**Given exercise:** Rewrite the records from the start up to and including the line with "- reply-button[interactable]: REPLY (1): [281, 267, 435, 299]", replacing "speech-bubble-icon" with "comment-icon" and leaving everything else unchanged.

'''

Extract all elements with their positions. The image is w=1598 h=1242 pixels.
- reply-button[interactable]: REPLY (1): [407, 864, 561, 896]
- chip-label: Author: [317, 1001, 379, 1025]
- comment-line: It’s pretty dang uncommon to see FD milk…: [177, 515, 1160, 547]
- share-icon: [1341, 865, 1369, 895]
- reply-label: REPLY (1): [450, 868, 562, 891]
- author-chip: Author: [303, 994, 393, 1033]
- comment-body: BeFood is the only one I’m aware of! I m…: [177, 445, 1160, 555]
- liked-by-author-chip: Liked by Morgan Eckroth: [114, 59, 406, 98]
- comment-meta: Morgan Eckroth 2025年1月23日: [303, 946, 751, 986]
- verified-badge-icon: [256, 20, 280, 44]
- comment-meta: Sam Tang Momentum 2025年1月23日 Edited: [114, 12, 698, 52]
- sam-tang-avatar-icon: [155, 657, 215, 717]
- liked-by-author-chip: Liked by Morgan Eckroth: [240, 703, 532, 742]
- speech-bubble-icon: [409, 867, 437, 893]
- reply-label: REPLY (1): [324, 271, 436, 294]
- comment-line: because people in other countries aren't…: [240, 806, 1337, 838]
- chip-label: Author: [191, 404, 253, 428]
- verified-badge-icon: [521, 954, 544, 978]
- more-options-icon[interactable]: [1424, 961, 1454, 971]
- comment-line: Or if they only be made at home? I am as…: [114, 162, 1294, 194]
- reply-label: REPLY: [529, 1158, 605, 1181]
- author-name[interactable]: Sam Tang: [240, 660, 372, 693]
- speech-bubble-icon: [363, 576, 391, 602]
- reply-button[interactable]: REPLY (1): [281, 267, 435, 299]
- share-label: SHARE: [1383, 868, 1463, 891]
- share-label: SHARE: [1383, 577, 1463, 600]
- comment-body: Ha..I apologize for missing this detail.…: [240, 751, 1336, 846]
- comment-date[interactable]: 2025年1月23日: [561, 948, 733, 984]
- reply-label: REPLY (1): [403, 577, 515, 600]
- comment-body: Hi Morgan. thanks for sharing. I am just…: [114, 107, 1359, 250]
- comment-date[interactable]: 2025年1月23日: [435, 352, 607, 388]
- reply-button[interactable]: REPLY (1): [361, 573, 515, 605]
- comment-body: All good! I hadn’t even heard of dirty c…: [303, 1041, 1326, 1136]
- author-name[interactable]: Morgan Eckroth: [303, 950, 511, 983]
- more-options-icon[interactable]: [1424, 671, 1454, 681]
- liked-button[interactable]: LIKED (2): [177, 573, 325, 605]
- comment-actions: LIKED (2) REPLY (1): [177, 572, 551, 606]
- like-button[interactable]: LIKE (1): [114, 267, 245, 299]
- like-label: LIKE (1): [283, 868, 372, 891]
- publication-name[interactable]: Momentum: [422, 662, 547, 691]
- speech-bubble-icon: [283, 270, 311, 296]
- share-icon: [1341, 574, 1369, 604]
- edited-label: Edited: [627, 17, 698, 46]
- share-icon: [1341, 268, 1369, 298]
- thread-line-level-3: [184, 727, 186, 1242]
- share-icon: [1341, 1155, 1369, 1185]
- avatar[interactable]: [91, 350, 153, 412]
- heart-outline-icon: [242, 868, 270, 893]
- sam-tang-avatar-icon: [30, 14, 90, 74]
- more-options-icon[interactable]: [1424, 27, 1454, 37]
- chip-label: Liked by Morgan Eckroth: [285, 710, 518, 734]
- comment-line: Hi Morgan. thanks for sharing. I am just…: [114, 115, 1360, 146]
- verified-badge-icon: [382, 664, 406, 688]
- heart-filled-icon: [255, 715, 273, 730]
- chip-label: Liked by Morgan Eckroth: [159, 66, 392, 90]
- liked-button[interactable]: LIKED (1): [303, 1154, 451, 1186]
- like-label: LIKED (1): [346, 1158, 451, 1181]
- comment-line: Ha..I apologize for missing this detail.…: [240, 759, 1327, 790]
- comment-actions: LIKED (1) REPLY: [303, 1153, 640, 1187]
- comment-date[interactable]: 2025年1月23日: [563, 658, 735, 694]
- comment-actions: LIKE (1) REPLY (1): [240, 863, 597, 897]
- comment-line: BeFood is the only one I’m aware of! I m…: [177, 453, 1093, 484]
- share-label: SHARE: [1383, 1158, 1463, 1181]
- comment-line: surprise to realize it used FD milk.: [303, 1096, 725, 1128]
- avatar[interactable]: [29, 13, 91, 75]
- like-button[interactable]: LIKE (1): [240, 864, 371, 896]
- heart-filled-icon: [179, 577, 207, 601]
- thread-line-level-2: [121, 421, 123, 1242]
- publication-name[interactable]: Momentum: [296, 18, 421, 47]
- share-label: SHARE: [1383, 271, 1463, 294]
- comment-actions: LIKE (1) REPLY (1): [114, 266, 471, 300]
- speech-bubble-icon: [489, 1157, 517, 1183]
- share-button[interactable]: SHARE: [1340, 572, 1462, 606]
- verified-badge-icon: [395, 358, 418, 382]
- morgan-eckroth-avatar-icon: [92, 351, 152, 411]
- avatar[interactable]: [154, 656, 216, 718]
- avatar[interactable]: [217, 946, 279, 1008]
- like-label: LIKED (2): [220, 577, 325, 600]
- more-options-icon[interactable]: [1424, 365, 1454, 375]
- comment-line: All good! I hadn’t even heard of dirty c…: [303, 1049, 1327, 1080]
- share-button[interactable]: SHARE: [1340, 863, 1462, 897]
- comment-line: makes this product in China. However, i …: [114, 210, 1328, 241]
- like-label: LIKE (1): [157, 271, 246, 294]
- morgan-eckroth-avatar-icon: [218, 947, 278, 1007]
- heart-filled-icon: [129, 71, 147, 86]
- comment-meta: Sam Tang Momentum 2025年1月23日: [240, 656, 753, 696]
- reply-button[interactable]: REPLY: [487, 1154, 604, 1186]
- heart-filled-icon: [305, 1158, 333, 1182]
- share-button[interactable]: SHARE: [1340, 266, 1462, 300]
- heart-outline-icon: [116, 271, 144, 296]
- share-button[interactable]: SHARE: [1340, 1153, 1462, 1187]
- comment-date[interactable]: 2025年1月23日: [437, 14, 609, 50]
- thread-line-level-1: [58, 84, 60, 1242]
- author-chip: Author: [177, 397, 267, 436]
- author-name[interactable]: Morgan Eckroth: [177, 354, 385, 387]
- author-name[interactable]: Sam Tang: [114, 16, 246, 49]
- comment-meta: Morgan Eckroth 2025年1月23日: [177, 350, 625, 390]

'''

**Task output:**
Extract all elements with their positions. The image is w=1598 h=1242 pixels.
- reply-button[interactable]: REPLY (1): [407, 864, 561, 896]
- chip-label: Author: [317, 1001, 379, 1025]
- comment-line: It’s pretty dang uncommon to see FD milk…: [177, 515, 1160, 547]
- share-icon: [1341, 865, 1369, 895]
- reply-label: REPLY (1): [450, 868, 562, 891]
- author-chip: Author: [303, 994, 393, 1033]
- comment-body: BeFood is the only one I’m aware of! I m…: [177, 445, 1160, 555]
- liked-by-author-chip: Liked by Morgan Eckroth: [114, 59, 406, 98]
- comment-meta: Morgan Eckroth 2025年1月23日: [303, 946, 751, 986]
- verified-badge-icon: [256, 20, 280, 44]
- comment-meta: Sam Tang Momentum 2025年1月23日 Edited: [114, 12, 698, 52]
- sam-tang-avatar-icon: [155, 657, 215, 717]
- liked-by-author-chip: Liked by Morgan Eckroth: [240, 703, 532, 742]
- comment-icon: [409, 867, 437, 893]
- reply-label: REPLY (1): [324, 271, 436, 294]
- comment-line: because people in other countries aren't…: [240, 806, 1337, 838]
- chip-label: Author: [191, 404, 253, 428]
- verified-badge-icon: [521, 954, 544, 978]
- more-options-icon[interactable]: [1424, 961, 1454, 971]
- comment-line: Or if they only be made at home? I am as…: [114, 162, 1294, 194]
- reply-label: REPLY: [529, 1158, 605, 1181]
- author-name[interactable]: Sam Tang: [240, 660, 372, 693]
- comment-icon: [363, 576, 391, 602]
- reply-button[interactable]: REPLY (1): [281, 267, 435, 299]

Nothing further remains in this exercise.